§ **THE PROBLEM**:
List all lines of the data that include the string "type".

§ **ENTRIES**:

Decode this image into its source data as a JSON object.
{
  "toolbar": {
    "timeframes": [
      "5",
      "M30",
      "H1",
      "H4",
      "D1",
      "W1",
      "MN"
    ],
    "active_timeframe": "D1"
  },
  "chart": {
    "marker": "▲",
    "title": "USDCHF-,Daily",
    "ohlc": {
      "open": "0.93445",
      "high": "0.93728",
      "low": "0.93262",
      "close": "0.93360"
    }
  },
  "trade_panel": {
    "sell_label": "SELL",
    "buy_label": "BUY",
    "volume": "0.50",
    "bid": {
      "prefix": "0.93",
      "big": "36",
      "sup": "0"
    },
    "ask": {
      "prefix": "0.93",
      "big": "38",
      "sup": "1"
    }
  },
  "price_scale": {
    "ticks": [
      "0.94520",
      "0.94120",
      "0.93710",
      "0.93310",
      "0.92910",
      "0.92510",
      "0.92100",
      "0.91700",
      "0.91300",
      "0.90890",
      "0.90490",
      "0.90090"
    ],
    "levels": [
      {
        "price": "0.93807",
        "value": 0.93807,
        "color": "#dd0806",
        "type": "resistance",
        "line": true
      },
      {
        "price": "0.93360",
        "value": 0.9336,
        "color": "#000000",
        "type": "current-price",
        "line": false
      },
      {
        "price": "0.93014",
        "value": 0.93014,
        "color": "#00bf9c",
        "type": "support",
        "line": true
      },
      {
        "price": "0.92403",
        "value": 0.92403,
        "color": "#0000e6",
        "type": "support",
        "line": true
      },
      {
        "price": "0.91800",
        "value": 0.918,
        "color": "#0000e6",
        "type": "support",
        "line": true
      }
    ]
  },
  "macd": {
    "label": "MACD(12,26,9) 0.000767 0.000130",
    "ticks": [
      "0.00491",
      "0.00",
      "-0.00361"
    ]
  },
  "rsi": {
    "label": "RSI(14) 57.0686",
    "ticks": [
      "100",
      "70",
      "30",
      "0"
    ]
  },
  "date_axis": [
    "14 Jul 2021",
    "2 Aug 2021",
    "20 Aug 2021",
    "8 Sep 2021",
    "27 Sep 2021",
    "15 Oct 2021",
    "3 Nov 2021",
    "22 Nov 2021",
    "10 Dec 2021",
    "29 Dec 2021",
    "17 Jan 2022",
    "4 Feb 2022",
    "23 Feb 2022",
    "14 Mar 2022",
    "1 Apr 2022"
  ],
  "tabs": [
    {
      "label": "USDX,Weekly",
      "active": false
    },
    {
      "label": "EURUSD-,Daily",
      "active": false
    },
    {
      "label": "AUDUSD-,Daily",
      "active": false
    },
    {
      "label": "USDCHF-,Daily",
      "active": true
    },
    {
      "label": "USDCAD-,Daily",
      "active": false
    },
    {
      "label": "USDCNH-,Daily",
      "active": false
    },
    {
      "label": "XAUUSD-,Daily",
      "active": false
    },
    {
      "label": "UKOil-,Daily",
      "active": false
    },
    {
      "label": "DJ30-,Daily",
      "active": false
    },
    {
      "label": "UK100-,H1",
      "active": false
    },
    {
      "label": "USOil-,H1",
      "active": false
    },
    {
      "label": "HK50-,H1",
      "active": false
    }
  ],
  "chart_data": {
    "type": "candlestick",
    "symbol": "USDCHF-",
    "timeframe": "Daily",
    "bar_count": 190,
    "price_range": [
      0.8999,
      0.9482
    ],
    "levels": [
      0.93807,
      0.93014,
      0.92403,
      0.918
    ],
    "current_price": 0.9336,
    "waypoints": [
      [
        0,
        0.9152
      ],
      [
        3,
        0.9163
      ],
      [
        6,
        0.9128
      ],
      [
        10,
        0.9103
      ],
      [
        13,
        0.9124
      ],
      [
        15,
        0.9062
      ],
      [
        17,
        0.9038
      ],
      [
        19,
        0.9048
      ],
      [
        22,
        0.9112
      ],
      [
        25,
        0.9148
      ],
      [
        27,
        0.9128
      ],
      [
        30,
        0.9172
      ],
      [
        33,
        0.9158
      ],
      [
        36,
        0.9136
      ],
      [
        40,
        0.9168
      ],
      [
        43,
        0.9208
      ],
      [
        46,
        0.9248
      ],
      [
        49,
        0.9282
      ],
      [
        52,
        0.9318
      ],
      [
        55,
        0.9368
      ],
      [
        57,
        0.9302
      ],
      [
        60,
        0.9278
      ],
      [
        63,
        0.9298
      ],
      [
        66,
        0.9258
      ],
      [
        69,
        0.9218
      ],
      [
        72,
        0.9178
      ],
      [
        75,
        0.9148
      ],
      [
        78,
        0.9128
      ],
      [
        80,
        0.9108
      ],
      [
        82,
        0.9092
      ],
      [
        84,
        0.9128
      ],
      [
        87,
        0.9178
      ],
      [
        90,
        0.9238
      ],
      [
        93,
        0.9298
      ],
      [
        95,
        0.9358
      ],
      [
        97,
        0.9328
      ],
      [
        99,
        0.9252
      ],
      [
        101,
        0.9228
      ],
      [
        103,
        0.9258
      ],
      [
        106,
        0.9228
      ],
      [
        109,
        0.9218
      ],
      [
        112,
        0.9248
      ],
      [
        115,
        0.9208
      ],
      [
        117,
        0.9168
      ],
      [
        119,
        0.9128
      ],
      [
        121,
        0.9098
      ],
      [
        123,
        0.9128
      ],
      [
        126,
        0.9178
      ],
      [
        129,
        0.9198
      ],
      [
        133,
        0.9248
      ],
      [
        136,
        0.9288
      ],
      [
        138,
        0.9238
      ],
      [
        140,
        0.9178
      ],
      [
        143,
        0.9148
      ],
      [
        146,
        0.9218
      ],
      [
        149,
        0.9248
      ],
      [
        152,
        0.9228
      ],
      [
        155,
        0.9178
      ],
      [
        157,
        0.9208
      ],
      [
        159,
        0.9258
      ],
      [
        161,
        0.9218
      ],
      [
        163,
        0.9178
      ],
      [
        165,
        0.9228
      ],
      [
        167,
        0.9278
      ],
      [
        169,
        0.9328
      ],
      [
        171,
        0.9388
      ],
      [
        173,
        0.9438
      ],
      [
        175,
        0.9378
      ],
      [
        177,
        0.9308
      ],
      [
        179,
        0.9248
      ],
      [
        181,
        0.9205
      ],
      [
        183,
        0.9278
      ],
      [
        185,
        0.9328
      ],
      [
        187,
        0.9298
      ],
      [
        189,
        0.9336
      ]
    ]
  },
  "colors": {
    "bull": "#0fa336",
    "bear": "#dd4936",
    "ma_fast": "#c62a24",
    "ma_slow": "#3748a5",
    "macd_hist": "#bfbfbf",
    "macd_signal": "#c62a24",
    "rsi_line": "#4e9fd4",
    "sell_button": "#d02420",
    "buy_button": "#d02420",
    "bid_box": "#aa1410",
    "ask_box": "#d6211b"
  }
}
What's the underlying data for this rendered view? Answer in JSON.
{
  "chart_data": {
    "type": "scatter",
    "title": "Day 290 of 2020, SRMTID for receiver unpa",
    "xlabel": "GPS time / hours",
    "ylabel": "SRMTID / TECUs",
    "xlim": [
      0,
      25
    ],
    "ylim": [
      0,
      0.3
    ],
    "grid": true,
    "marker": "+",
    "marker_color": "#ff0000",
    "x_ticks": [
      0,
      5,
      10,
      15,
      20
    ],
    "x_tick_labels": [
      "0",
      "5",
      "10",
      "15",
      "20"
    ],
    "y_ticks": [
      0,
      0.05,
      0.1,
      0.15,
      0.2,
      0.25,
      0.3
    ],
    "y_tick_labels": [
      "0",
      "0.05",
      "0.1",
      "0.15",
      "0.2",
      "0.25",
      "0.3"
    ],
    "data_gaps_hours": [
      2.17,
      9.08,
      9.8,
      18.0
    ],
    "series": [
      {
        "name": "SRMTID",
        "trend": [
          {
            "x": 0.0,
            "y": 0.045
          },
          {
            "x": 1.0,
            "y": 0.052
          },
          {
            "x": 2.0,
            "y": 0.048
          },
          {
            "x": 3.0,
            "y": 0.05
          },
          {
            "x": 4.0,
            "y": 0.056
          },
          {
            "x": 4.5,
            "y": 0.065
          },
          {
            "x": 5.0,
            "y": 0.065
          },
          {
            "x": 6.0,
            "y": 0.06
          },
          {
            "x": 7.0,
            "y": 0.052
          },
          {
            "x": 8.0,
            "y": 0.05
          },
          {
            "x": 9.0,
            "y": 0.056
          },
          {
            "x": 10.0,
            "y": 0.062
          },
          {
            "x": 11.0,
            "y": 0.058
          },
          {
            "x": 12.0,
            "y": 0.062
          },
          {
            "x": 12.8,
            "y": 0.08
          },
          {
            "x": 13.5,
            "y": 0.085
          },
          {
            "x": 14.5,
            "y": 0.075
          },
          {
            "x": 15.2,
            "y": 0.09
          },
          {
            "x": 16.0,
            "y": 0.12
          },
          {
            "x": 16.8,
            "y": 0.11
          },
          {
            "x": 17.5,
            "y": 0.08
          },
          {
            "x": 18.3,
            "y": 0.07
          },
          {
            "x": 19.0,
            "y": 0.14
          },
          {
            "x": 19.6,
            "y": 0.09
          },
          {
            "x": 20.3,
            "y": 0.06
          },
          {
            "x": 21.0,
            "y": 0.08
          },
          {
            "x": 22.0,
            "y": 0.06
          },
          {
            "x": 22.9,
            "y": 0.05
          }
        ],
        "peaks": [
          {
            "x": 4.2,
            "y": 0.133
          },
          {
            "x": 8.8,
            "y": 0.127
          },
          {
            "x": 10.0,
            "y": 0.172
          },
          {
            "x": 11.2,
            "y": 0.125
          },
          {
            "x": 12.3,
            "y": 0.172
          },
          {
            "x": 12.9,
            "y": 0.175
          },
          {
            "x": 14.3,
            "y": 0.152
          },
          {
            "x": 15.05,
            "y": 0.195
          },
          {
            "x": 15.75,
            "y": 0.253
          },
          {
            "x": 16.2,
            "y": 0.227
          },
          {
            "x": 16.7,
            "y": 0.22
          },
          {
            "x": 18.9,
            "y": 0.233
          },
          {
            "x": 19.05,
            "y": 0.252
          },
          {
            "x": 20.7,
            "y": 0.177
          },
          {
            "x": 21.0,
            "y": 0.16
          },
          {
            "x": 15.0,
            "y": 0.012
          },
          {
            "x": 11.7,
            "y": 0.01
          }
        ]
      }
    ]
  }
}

§ **OUTPUT FOR THIS EXERCISE**:
        "type": "resistance",
        "type": "current-price",
        "type": "support",
        "type": "support",
        "type": "support",
    "type": "candlestick",
    "type": "scatter",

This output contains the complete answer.